(Box annotation data)
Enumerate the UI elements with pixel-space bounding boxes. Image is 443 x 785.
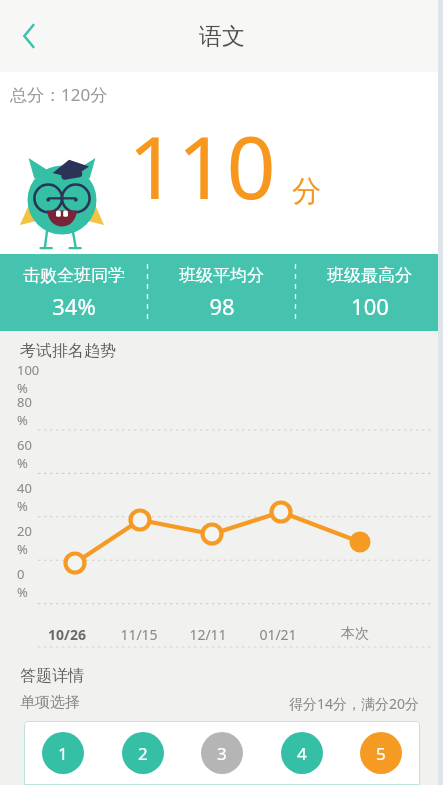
staticText: 98	[209, 291, 235, 321]
staticText: %	[17, 540, 28, 558]
staticText: 0	[17, 565, 25, 583]
staticText: 11/15	[115, 625, 163, 644]
staticText: 5	[376, 742, 386, 765]
staticText: 60	[17, 436, 32, 454]
button[interactable]: Back	[6, 14, 50, 58]
staticText: 击败全班同学	[23, 265, 125, 286]
staticText: 答题详情	[20, 666, 84, 686]
staticText: %	[17, 497, 28, 515]
staticText: 分	[292, 173, 321, 210]
staticText: 3	[217, 742, 227, 765]
staticText: %	[17, 379, 28, 393]
staticText: 100	[351, 291, 389, 321]
staticText: 语文	[199, 22, 245, 51]
staticText: 总分：120分	[10, 83, 108, 106]
staticText: %	[17, 411, 28, 429]
staticText: 本次	[331, 625, 379, 643]
button[interactable]: 2	[122, 732, 164, 774]
staticText: 10/26	[43, 625, 91, 644]
button[interactable]: 1	[42, 732, 84, 774]
button[interactable]: 4	[281, 732, 323, 774]
staticText: 班级平均分	[179, 265, 264, 286]
staticText: 40	[17, 479, 32, 497]
staticText: 34%	[52, 291, 96, 321]
button[interactable]: 3	[201, 732, 243, 774]
staticText: %	[17, 454, 28, 472]
staticText: 12/11	[184, 625, 232, 644]
staticText: 得分14分，满分20分	[289, 694, 420, 713]
button[interactable]: 击败全班同学	[0, 254, 147, 331]
staticText: 4	[297, 742, 307, 765]
staticText: 80	[17, 393, 32, 411]
button[interactable]: 5	[360, 732, 402, 774]
staticText: 100	[17, 361, 40, 379]
staticText: 考试排名趋势	[20, 341, 116, 361]
button[interactable]: 班级最高分	[296, 254, 443, 331]
staticText: 20	[17, 522, 32, 540]
staticText: 110	[128, 107, 276, 224]
staticText: 班级最高分	[327, 265, 412, 286]
staticText: 2	[138, 742, 148, 765]
staticText: %	[17, 583, 28, 601]
staticText: 单项选择	[20, 693, 80, 712]
button[interactable]: 班级平均分	[148, 254, 295, 331]
staticText: 1	[58, 742, 68, 765]
staticText: 01/21	[254, 625, 302, 644]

### SET EXERCISE
Pick out every line in the data above that contains the string "班级最高分" and copy each one.

### FINISHED ANSWER
button[interactable]: 班级最高分	[296, 254, 443, 331]
staticText: 班级最高分	[327, 265, 412, 286]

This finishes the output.